Exercise description
Using the data below, copy every line that contains the word "this".

[Dataset records]

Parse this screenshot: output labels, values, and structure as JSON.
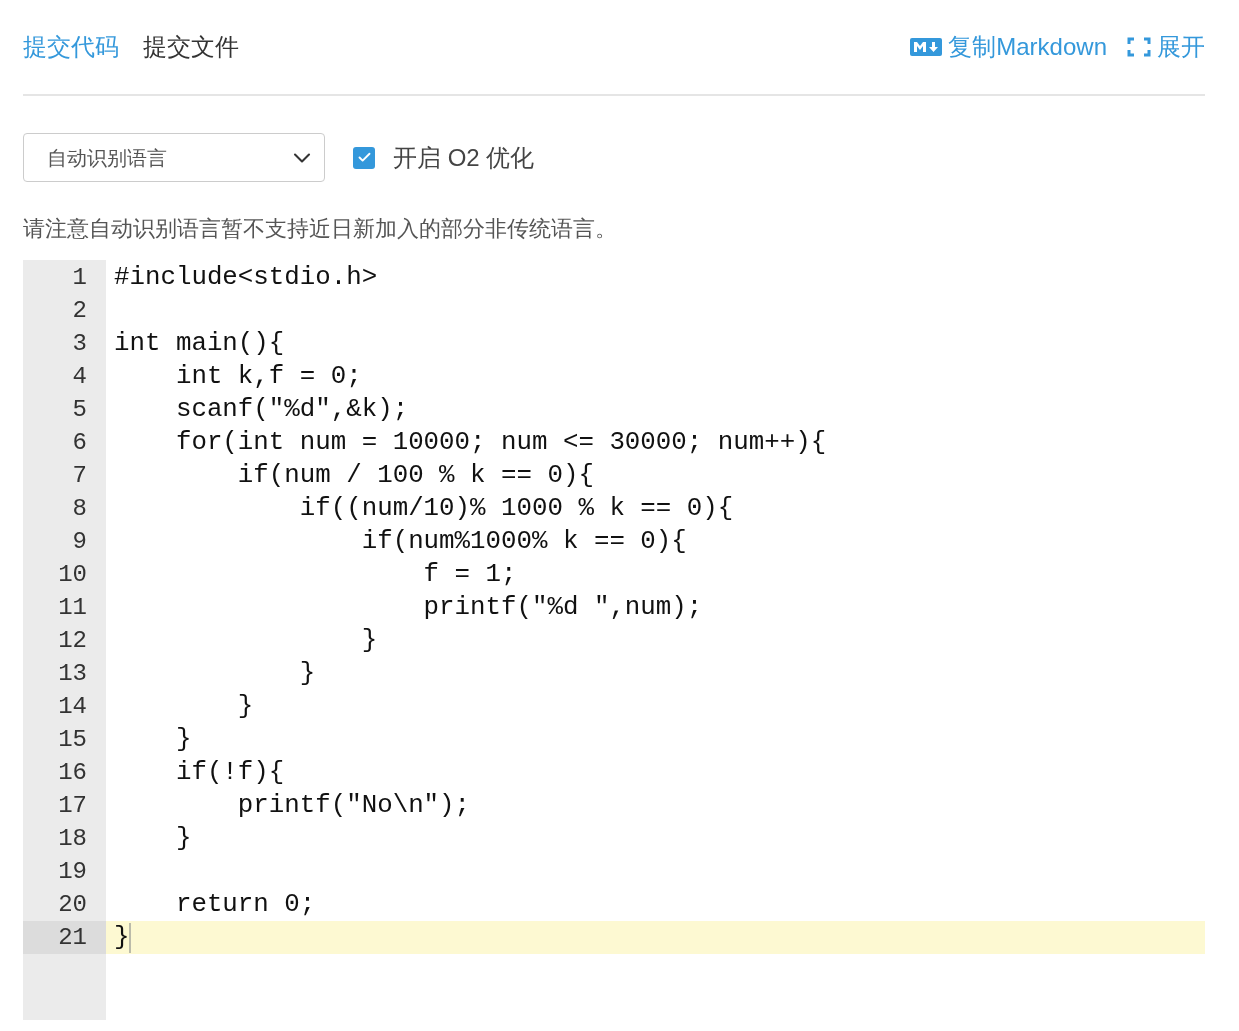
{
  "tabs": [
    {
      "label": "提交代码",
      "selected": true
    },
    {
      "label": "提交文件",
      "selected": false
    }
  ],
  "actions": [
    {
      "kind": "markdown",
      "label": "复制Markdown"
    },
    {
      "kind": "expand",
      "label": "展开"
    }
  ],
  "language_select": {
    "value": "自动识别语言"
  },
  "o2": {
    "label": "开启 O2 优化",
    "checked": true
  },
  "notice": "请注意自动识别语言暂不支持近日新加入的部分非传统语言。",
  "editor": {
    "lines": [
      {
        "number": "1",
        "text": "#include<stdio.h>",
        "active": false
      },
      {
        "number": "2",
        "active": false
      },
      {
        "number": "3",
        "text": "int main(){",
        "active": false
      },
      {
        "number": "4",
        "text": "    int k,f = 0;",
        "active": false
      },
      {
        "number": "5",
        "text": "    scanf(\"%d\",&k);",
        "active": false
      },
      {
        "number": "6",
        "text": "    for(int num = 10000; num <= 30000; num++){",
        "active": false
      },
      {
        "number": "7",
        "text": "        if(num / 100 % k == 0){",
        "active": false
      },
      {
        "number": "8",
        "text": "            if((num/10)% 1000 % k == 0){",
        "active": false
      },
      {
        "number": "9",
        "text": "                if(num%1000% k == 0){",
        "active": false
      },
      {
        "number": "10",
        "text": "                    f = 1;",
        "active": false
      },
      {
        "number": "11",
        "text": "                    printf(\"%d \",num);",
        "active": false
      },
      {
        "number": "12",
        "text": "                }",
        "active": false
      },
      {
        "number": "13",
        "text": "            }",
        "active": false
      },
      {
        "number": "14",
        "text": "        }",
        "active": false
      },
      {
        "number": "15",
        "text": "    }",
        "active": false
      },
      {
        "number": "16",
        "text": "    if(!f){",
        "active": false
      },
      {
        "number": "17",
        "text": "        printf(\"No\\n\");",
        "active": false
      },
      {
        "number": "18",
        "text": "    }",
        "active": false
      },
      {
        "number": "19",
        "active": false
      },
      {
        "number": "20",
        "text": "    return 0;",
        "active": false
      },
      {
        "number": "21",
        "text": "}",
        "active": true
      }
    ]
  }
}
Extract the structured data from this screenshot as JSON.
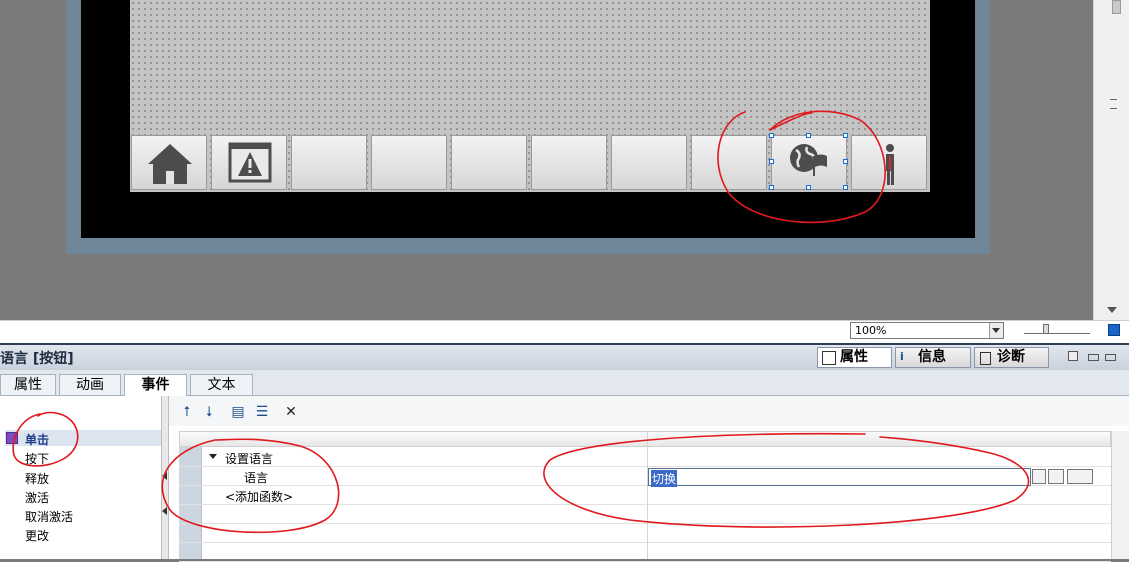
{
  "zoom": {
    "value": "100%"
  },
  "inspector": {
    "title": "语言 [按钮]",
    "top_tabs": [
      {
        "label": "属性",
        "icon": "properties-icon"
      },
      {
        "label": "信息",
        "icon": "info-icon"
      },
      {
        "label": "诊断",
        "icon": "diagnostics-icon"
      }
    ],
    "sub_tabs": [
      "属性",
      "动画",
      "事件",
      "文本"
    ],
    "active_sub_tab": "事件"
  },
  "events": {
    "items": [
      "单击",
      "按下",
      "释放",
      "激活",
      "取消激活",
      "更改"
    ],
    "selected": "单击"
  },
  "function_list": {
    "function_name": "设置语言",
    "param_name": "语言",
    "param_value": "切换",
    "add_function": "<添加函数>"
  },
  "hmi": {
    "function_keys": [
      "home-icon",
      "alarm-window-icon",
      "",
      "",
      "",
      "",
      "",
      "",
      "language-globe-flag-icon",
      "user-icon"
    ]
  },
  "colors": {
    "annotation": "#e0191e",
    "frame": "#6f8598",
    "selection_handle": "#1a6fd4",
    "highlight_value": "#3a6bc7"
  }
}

The result
Parse this screenshot: output labels, values, and structure as JSON.
Extract the structured data from this screenshot as JSON.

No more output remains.